------ DATA TO PROCESS
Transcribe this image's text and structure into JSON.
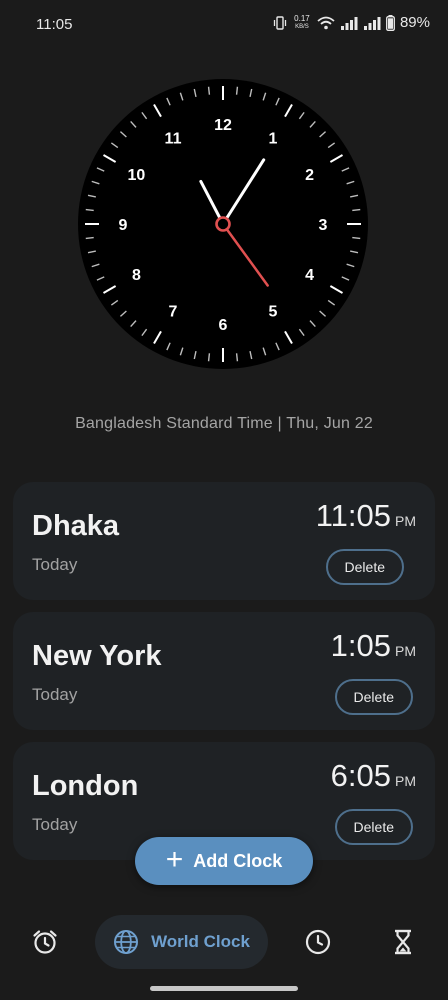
{
  "status_bar": {
    "time": "11:05",
    "net_speed_value": "0.17",
    "net_speed_unit": "KB/S",
    "battery_percent": "89%"
  },
  "analog_clock": {
    "numerals": [
      "12",
      "1",
      "2",
      "3",
      "4",
      "5",
      "6",
      "7",
      "8",
      "9",
      "10",
      "11"
    ],
    "hour": 11,
    "minute": 5,
    "second": 24,
    "face_color": "#000000",
    "hand_color": "#ffffff",
    "second_hand_color": "#e05050"
  },
  "timezone_line": "Bangladesh Standard Time | Thu, Jun 22",
  "cities": [
    {
      "name": "Dhaka",
      "day": "Today",
      "time": "11:05",
      "ampm": "PM",
      "delete_label": "Delete"
    },
    {
      "name": "New York",
      "day": "Today",
      "time": "1:05",
      "ampm": "PM",
      "delete_label": "Delete"
    },
    {
      "name": "London",
      "day": "Today",
      "time": "6:05",
      "ampm": "PM",
      "delete_label": "Delete"
    }
  ],
  "add_clock_label": "Add Clock",
  "nav": {
    "items": [
      {
        "icon": "alarm-icon"
      },
      {
        "icon": "globe-icon",
        "label": "World Clock",
        "active": true
      },
      {
        "icon": "stopwatch-icon"
      },
      {
        "icon": "hourglass-icon"
      }
    ]
  },
  "colors": {
    "background": "#1b1b1b",
    "card": "#1f2225",
    "accent": "#5a8fbf",
    "delete_border": "#4e6f8c"
  }
}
------------
Quote the material exactly. Pictures stay out.

Transcribe this image's text and structure into JSON.
{
  "status_bar": {
    "time": "11:05",
    "net_speed_value": "0.17",
    "net_speed_unit": "KB/S",
    "battery_percent": "89%"
  },
  "analog_clock": {
    "numerals": [
      "12",
      "1",
      "2",
      "3",
      "4",
      "5",
      "6",
      "7",
      "8",
      "9",
      "10",
      "11"
    ],
    "hour": 11,
    "minute": 5,
    "second": 24,
    "face_color": "#000000",
    "hand_color": "#ffffff",
    "second_hand_color": "#e05050"
  },
  "timezone_line": "Bangladesh Standard Time | Thu, Jun 22",
  "cities": [
    {
      "name": "Dhaka",
      "day": "Today",
      "time": "11:05",
      "ampm": "PM",
      "delete_label": "Delete"
    },
    {
      "name": "New York",
      "day": "Today",
      "time": "1:05",
      "ampm": "PM",
      "delete_label": "Delete"
    },
    {
      "name": "London",
      "day": "Today",
      "time": "6:05",
      "ampm": "PM",
      "delete_label": "Delete"
    }
  ],
  "add_clock_label": "Add Clock",
  "nav": {
    "items": [
      {
        "icon": "alarm-icon"
      },
      {
        "icon": "globe-icon",
        "label": "World Clock",
        "active": true
      },
      {
        "icon": "stopwatch-icon"
      },
      {
        "icon": "hourglass-icon"
      }
    ]
  },
  "colors": {
    "background": "#1b1b1b",
    "card": "#1f2225",
    "accent": "#5a8fbf",
    "delete_border": "#4e6f8c"
  }
}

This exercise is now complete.